§ **TEXT SHOWN**:
We thought that if ERPs are by far the most successful approach to sourcing candidates that large numbers of candidates especially at the professional levels were aware of that fact.
We were wrong. In practice, employers only inform employees about referrals. At all levels, from candidate applying to hourly positions to executive levels the following was found:
The conclusion is that few job seekers apply for a job with a referral, and yet most of them could find one using today’s social media tools- with very little effort.
While we don’t know the percent of candidates who initiate referrals versus those that are initiated by employees, we do know that most of the information about referral programs are focused on getting employees, not candidates, to reach out.
While these candidate respondents are not necessarily a representative sample, our ability to answer the question; “Just how important in the US is it to have a referral as a candidate?” is closer at hand.
In the table below I calculated the probability of a qualified candidate getting a job w/o a referral [2.8%] from two assumptions drawn from our employers’ survey: the average number of actual applications reported per job [85] and the average number of unqualified candidates among them, 50%.
What this means to the geeks among us (see the table below) is that by having a referral, a candidate is 10X (27.9%/2.8%) more likely to get hired! (We think this is a very conservative conclusion).
A firm’s Employee Referral Program’s success rates can hardly be ignored and yet, given the data, candidates are doing just that…and possibly limiting efforts of firms to scale this source. I think that while most employers don’t ignore the data, they do take the value of their ERPs for granted and fail to fully explore the candidate side of the equation.
One of the few firms in the US offering a clue about their ERP’s importance is TIVO. In their “Common Questions” section of their Careers pages, TIVO tells prospects that 39% of all their hires in came from Employee Referrals in the last year….and then tells them how to get an employee to refer them! A candidate reading this cannot help but recognize what they need to do to improve their chances.
It isn’t much of a leap to conclude that employers can improve referral programs by giving more attention to candidates, who, with information, an incentive, a little coaching and a few social media tools, might initiate many more referrals. (And then employers might want to examine whether some types of candidate initiated referrals are more or less predictive of future retention, performance, etc. than those initiated by their employees.)
Candidates should know, at the very least, how a firm’s Employee Referral Program works and how successful it is.
The Candidate Experience Awards are part of a growing movement to define and measure how employers treat job seekers from the point at which they are researching a firm and choosing whether or not to apply to the practices surrounding the new-hire on-boarding process.

§ **DATA LISTING**:
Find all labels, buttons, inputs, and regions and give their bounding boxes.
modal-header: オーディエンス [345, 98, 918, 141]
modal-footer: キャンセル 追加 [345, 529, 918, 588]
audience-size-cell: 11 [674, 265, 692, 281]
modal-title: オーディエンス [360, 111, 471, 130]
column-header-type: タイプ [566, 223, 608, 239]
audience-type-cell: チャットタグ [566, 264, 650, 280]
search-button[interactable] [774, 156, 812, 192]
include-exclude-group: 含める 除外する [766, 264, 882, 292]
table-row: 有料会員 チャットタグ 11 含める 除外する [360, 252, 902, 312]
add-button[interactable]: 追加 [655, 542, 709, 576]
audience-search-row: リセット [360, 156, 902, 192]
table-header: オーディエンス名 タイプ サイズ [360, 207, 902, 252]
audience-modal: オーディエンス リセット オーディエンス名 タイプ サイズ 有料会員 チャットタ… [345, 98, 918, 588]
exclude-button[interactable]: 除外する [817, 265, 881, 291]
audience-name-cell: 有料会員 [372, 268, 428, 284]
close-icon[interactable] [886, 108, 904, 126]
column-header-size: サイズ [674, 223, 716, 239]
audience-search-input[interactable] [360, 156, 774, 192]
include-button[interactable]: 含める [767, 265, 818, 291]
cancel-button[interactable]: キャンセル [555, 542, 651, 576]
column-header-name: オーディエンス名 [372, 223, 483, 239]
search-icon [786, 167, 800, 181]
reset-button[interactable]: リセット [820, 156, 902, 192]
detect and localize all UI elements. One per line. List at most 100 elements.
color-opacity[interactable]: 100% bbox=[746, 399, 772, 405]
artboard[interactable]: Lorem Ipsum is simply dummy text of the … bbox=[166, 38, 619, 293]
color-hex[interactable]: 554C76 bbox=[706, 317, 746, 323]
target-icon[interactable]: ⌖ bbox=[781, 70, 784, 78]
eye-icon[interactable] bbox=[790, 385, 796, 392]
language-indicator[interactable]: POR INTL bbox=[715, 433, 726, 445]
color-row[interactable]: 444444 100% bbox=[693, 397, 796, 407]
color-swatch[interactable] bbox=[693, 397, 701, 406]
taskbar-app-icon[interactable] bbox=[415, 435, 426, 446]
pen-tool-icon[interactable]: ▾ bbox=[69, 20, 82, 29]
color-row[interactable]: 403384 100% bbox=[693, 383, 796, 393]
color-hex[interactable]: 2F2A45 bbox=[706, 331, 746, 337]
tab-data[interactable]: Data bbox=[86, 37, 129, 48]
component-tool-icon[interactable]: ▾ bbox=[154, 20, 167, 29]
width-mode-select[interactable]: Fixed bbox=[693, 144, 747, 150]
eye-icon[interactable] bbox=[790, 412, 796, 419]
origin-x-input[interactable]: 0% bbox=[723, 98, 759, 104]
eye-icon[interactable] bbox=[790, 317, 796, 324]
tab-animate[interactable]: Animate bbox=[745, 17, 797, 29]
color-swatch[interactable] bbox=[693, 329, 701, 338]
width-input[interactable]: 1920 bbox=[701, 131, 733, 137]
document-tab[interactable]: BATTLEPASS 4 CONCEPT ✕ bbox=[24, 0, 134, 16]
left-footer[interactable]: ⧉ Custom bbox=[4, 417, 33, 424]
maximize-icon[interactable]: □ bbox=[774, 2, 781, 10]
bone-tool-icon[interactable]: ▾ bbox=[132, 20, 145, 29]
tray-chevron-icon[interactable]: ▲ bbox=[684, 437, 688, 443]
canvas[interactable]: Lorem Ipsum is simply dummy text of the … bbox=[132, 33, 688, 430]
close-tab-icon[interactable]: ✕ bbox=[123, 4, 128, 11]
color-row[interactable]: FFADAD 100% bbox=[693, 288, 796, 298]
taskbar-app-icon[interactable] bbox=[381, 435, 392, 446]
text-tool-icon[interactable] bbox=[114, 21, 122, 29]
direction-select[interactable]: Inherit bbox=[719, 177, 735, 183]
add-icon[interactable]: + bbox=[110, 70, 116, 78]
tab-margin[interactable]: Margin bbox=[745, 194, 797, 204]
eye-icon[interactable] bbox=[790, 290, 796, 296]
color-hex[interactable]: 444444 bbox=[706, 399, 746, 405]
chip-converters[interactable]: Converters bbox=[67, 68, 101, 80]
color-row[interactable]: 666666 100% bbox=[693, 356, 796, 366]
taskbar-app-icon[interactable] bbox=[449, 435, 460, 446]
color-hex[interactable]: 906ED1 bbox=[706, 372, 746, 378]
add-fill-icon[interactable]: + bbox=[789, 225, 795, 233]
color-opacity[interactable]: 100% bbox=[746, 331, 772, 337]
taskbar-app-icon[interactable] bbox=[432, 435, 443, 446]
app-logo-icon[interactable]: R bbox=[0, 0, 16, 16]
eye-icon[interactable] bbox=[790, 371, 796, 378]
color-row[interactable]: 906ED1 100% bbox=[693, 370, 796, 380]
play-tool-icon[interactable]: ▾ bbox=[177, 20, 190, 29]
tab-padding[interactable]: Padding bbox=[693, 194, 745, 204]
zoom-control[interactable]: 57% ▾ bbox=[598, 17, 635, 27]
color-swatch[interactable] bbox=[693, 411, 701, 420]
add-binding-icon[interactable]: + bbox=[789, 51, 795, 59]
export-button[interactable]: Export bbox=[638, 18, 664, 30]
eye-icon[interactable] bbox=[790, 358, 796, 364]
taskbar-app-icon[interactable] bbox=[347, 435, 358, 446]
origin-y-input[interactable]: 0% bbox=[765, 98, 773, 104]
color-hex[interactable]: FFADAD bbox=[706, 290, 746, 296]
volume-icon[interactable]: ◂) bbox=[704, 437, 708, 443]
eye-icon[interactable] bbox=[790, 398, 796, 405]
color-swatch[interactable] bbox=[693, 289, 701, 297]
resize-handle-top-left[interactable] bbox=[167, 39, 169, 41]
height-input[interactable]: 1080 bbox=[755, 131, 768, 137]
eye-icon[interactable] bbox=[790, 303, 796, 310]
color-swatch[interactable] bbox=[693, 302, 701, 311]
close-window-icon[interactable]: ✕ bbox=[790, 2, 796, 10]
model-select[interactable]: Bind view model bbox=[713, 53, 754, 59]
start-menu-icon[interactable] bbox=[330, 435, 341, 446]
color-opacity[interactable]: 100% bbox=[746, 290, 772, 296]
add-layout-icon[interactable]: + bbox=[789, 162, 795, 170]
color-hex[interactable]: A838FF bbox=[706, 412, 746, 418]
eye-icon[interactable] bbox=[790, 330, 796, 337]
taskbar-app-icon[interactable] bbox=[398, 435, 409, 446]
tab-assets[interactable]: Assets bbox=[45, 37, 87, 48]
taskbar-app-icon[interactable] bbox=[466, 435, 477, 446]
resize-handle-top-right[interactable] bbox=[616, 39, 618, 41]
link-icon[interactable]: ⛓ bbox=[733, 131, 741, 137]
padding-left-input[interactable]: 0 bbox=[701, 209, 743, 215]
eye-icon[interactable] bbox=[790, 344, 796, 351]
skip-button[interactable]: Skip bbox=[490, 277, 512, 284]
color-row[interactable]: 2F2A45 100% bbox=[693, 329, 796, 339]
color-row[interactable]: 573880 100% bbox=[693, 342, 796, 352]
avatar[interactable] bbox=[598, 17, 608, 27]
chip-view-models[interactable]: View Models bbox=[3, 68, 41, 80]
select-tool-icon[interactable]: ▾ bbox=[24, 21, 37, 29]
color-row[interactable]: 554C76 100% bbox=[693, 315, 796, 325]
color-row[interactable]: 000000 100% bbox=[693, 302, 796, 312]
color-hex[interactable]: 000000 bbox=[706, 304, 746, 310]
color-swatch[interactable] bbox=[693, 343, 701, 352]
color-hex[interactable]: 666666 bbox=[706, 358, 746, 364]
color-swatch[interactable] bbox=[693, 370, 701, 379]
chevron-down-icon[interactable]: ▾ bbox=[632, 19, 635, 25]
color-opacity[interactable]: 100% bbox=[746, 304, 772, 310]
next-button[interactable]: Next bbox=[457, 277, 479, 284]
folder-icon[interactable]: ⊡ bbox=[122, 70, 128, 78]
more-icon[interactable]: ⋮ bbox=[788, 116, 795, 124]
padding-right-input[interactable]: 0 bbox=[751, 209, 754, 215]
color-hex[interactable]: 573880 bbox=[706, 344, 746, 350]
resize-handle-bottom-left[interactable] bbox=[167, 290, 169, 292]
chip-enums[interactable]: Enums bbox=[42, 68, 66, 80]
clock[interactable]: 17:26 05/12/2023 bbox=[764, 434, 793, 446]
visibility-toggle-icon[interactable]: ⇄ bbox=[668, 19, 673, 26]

§ **DIRECTIONS**: Transcribe the passage on employee referral programs from "It isn’t much" to "new-hire on-boarding process.".

§ **EXERCISE OUTPUT**:
It isn’t much of a leap to conclude that employers can improve referral programs by giving more attention to candidates, who, with information, an incentive, a little coaching and a few social media tools, might initiate many more referrals. (And then employers might want to examine whether some types of candidate initiated referrals are more or less predictive of future retention, performance, etc. than those initiated by their employees.)
Candidates should know, at the very least, how a firm’s Employee Referral Program works and how successful it is.
The Candidate Experience Awards are part of a growing movement to define and measure how employers treat job seekers from the point at which they are researching a firm and choosing whether or not to apply to the practices surrounding the new-hire on-boarding process.